All of the records listed below should be retyped exactly.

[Dataset rows about figures]
======

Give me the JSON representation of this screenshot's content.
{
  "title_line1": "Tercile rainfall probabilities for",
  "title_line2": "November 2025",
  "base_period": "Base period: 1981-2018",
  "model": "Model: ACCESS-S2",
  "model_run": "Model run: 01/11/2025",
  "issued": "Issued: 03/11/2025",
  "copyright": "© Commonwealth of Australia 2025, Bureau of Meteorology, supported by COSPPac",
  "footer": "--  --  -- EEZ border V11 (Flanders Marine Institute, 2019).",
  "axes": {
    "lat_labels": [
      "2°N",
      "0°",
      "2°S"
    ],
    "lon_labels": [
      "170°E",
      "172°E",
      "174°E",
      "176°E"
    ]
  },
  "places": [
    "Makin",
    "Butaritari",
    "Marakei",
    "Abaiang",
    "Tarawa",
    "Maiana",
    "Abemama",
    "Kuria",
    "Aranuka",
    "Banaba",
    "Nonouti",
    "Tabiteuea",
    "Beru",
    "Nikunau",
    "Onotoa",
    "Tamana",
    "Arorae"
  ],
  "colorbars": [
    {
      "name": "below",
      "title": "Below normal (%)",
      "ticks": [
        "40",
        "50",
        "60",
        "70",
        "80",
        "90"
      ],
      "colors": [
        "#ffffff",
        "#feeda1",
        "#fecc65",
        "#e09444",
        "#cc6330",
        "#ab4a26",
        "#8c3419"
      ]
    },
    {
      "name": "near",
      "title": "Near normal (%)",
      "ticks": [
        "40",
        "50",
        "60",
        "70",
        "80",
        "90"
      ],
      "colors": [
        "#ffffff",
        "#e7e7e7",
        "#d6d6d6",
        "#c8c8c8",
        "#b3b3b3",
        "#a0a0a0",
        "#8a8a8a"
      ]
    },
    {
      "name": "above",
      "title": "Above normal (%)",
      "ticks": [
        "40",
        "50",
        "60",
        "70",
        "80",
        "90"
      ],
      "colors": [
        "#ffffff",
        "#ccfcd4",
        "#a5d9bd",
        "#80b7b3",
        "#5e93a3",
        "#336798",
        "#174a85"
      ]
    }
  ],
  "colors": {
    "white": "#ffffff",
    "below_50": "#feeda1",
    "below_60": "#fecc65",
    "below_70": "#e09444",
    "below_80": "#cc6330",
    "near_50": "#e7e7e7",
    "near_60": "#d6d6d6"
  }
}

======

=== SOLVED EXERCISE ===
Give me the JSON representation of this screenshot's content.
{
  "title_line1": "Tercile rainfall probabilities for",
  "title_line2": "November 2025",
  "base_period": "Base period: 1981-2018",
  "model": "Model: ACCESS-S2",
  "model_run": "Model run: 01/11/2025",
  "issued": "Issued: 03/11/2025",
  "copyright": "© Commonwealth of Australia 2025, Bureau of Meteorology, supported by COSPPac",
  "footer": "--  --  -- EEZ border V11 (Flanders Marine Institute, 2019).",
  "axes": {
    "lat_labels": [
      "2°N",
      "0°",
      "2°S"
    ],
    "lon_labels": [
      "170°E",
      "172°E",
      "174°E",
      "176°E"
    ]
  },
  "places": [
    "Makin",
    "Butaritari",
    "Marakei",
    "Abaiang",
    "Tarawa",
    "Maiana",
    "Abemama",
    "Kuria",
    "Aranuka",
    "Banaba",
    "Nonouti",
    "Tabiteuea",
    "Beru",
    "Nikunau",
    "Onotoa",
    "Tamana",
    "Arorae"
  ],
  "colorbars": [
    {
      "name": "below",
      "title": "Below normal (%)",
      "ticks": [
        "40",
        "50",
        "60",
        "70",
        "80",
        "90"
      ],
      "colors": [
        "#ffffff",
        "#feeda1",
        "#fecc65",
        "#e09444",
        "#cc6330",
        "#ab4a26",
        "#8c3419"
      ]
    },
    {
      "name": "near",
      "title": "Near normal (%)",
      "ticks": [
        "40",
        "50",
        "60",
        "70",
        "80",
        "90"
      ],
      "colors": [
        "#ffffff",
        "#e7e7e7",
        "#d6d6d6",
        "#c8c8c8",
        "#b3b3b3",
        "#a0a0a0",
        "#8a8a8a"
      ]
    },
    {
      "name": "above",
      "title": "Above normal (%)",
      "ticks": [
        "40",
        "50",
        "60",
        "70",
        "80",
        "90"
      ],
      "colors": [
        "#ffffff",
        "#ccfcd4",
        "#a5d9bd",
        "#80b7b3",
        "#5e93a3",
        "#336798",
        "#174a85"
      ]
    }
  ],
  "colors": {
    "white": "#ffffff",
    "below_50": "#feeda1",
    "below_60": "#fecc65",
    "below_70": "#e09444",
    "below_80": "#cc6330",
    "near_50": "#e7e7e7",
    "near_60": "#d6d6d6"
  }
}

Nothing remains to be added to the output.